◆ **TO BE DONE**: Which lines hold the word "ご利用料金お支払い設定特典"? Show each of them.

◆ **DATA LISTING**:
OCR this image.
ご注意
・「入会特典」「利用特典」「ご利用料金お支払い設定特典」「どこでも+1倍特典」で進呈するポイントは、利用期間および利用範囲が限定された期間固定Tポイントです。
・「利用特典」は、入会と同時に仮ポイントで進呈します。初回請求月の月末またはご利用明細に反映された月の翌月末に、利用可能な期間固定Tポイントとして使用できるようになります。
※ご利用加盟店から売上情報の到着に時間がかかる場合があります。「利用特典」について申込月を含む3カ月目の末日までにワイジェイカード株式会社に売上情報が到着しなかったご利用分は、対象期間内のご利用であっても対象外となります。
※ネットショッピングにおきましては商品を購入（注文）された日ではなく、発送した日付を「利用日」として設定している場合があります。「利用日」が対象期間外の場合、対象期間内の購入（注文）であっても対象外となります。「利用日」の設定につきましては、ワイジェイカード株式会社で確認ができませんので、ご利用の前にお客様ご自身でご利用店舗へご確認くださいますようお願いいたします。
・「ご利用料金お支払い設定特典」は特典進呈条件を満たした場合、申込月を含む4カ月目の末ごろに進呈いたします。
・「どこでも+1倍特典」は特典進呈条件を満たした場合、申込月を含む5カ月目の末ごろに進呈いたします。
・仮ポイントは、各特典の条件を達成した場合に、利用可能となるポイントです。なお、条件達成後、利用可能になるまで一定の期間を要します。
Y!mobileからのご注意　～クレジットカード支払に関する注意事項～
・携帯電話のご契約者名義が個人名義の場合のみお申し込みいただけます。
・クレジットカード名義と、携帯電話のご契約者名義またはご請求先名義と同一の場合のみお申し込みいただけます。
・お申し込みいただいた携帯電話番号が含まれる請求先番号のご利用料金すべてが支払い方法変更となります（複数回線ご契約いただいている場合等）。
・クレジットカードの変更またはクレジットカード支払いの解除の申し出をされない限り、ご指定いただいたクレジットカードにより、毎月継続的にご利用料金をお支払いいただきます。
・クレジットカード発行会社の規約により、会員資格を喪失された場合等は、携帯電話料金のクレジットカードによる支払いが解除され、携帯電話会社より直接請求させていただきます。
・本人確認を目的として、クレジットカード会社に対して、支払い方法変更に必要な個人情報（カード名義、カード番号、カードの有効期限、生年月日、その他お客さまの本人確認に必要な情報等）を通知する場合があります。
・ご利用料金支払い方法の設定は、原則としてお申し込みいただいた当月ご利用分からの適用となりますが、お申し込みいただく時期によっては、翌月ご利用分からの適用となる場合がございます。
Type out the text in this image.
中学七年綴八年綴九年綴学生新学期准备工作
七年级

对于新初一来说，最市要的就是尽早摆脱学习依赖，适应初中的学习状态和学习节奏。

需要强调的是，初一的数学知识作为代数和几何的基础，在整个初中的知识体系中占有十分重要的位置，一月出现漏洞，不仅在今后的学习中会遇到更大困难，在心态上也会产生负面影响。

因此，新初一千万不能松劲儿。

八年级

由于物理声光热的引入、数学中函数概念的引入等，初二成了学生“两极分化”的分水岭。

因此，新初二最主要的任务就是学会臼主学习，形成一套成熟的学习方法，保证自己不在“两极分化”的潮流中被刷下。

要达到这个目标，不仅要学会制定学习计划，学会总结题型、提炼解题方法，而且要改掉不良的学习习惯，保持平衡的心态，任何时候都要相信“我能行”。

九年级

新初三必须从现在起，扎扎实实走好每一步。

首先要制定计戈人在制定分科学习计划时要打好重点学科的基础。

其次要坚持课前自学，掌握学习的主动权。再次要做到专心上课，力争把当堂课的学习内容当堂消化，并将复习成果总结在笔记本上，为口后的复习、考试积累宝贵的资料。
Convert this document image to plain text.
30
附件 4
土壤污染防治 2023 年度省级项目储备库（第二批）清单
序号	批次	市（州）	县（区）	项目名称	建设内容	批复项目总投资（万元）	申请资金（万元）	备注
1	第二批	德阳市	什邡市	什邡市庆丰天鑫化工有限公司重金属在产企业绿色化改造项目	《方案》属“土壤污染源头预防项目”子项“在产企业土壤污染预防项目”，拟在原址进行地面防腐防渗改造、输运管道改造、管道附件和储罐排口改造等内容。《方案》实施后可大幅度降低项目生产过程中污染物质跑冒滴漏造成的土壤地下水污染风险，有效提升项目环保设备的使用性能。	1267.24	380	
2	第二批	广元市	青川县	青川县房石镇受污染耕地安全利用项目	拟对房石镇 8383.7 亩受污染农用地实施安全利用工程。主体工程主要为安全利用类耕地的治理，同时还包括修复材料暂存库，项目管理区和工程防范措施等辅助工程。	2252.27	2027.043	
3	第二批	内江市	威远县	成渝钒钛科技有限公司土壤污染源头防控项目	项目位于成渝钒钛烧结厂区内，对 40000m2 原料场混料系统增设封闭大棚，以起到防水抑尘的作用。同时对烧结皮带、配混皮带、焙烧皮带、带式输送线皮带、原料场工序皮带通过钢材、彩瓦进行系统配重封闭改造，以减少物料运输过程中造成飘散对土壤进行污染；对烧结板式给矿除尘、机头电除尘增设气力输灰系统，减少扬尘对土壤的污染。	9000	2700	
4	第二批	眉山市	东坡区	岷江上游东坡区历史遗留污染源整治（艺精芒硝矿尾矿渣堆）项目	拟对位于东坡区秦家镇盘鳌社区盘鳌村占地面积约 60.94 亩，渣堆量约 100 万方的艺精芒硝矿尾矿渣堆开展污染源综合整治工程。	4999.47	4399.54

◆ **RESPONSE TO THIS TASK**:
・「入会特典」「利用特典」「ご利用料金お支払い設定特典」「どこでも+1倍特典」で進呈するポイントは、利用期間および利用範囲が限定された期間固定Tポイントです。
・「ご利用料金お支払い設定特典」は特典進呈条件を満たした場合、申込月を含む4カ月目の末ごろに進呈いたします。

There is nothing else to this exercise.